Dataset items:

######

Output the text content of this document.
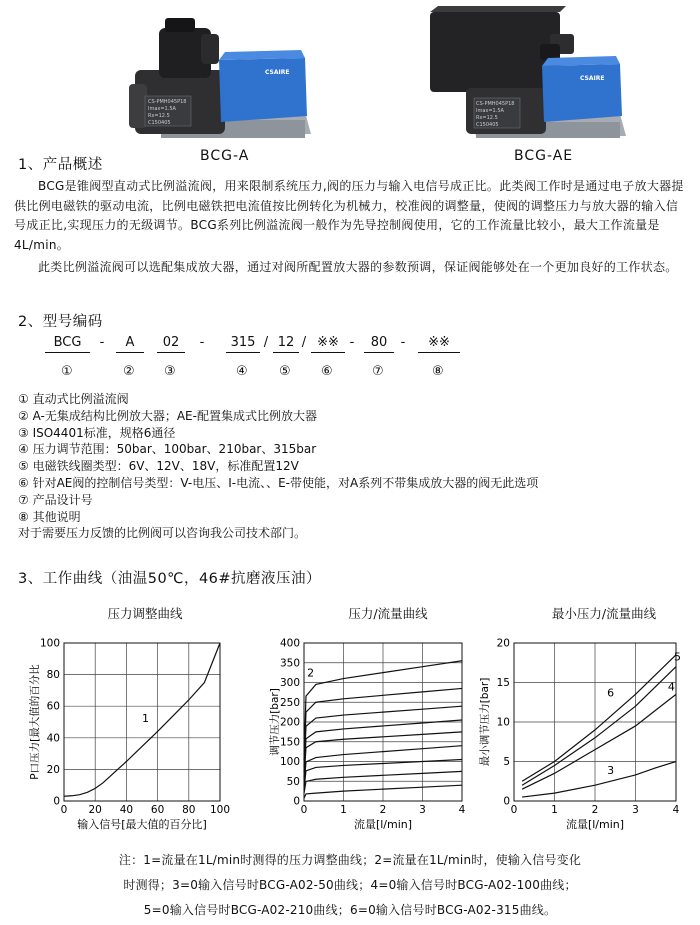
CS-PMH045P18
Imax=1.5A
Rx=12.5
C150405
CSAIRE
BCG-A
CS-PMH045P18
Imax=1.5A
Rx=12.5
C150405
CSAIRE
BCG-AE
1、产品概述
BCG是锥阀型直动式比例溢流阀，用来限制系统压力,阀的压力与输入电信号成正比。此类阀工作时是通过电子放大器提供比例电磁铁的驱动电流，比例电磁铁把电流值按比例转化为机械力，校准阀的调整量，使阀的调整压力与放大器的输入信号成正比,实现压力的无级调节。BCG系列比例溢流阀一般作为先导控制阀使用，它的工作流量比较小，最大工作流量是4L/min。
此类比例溢流阀可以选配集成放大器，通过对阀所配置放大器的参数预调，保证阀能够处在一个更加良好的工作状态。
2、型号编码
BCG	-	A	02	-	315 / 12 / ※※ -	80	-	※※
①	② ③	④ ⑤ ⑥	⑦	⑧
① 直动式比例溢流阀
② A-无集成结构比例放大器；AE-配置集成式比例放大器
③ ISO4401标准，规格6通径
④ 压力调节范围：50bar、100bar、210bar、315bar
⑤ 电磁铁线圈类型：6V、12V、18V，标准配置12V
⑥ 针对AE阀的控制信号类型：V-电压、I-电流、、E-带使能，对A系列不带集成放大器的阀无此选项
⑦ 产品设计号
⑧ 其他说明
对于需要压力反馈的比例阀可以咨询我公司技术部门。
3、工作曲线（油温50℃，46#抗磨液压油）
压力调整曲线	压力/流量曲线	最小压力/流量曲线
0 20 40 60 80 100
0
20
40
60
80
100
输入信号[最大值的百分比]
P口压力[最大值的百分比	1
0	1	2	3	4
0
50
100
150
200
250
300
350
400
流量[l/min]
调节压力[bar]
2
0	1	2	3	4
0
5
10
15
20
流量[l/min]
最小调节压力[bar]
5
6	4
3
注：1=流量在1L/min时测得的压力调整曲线；2=流量在1L/min时，使输入信号变化
时测得；3=0输入信号时BCG-A02-50曲线；4=0输入信号时BCG-A02-100曲线；
5=0输入信号时BCG-A02-210曲线；6=0输入信号时BCG-A02-315曲线。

######

◆ **Task directions**
Restate the data above word for word. Skip every picture.

◆ **Result of this exercise**
Output the text content of this document.
CS-PMH045P18
Imax=1.5A
Rx=12.5
C150405
CSAIRE
BCG-A
CS-PMH045P18
Imax=1.5A
Rx=12.5
C150405
CSAIRE
BCG-AE
1、产品概述
BCG是锥阀型直动式比例溢流阀，用来限制系统压力,阀的压力与输入电信号成正比。此类阀工作时是通过电子放大器提供比例电磁铁的驱动电流，比例电磁铁把电流值按比例转化为机械力，校准阀的调整量，使阀的调整压力与放大器的输入信号成正比,实现压力的无级调节。BCG系列比例溢流阀一般作为先导控制阀使用，它的工作流量比较小，最大工作流量是4L/min。
此类比例溢流阀可以选配集成放大器，通过对阀所配置放大器的参数预调，保证阀能够处在一个更加良好的工作状态。
2、型号编码
BCG	-	A	02	-	315 / 12 / ※※ -	80	-	※※
①	② ③	④ ⑤ ⑥	⑦	⑧
① 直动式比例溢流阀
② A-无集成结构比例放大器；AE-配置集成式比例放大器
③ ISO4401标准，规格6通径
④ 压力调节范围：50bar、100bar、210bar、315bar
⑤ 电磁铁线圈类型：6V、12V、18V，标准配置12V
⑥ 针对AE阀的控制信号类型：V-电压、I-电流、、E-带使能，对A系列不带集成放大器的阀无此选项
⑦ 产品设计号
⑧ 其他说明
对于需要压力反馈的比例阀可以咨询我公司技术部门。
3、工作曲线（油温50℃，46#抗磨液压油）
压力调整曲线	压力/流量曲线	最小压力/流量曲线
0 20 40 60 80 100
0
20
40
60
80
100
输入信号[最大值的百分比]
P口压力[最大值的百分比	1
0	1	2	3	4
0
50
100
150
200
250
300
350
400
流量[l/min]
调节压力[bar]
2
0	1	2	3	4
0
5
10
15
20
流量[l/min]
最小调节压力[bar]
5
6	4
3
注：1=流量在1L/min时测得的压力调整曲线；2=流量在1L/min时，使输入信号变化
时测得；3=0输入信号时BCG-A02-50曲线；4=0输入信号时BCG-A02-100曲线；
5=0输入信号时BCG-A02-210曲线；6=0输入信号时BCG-A02-315曲线。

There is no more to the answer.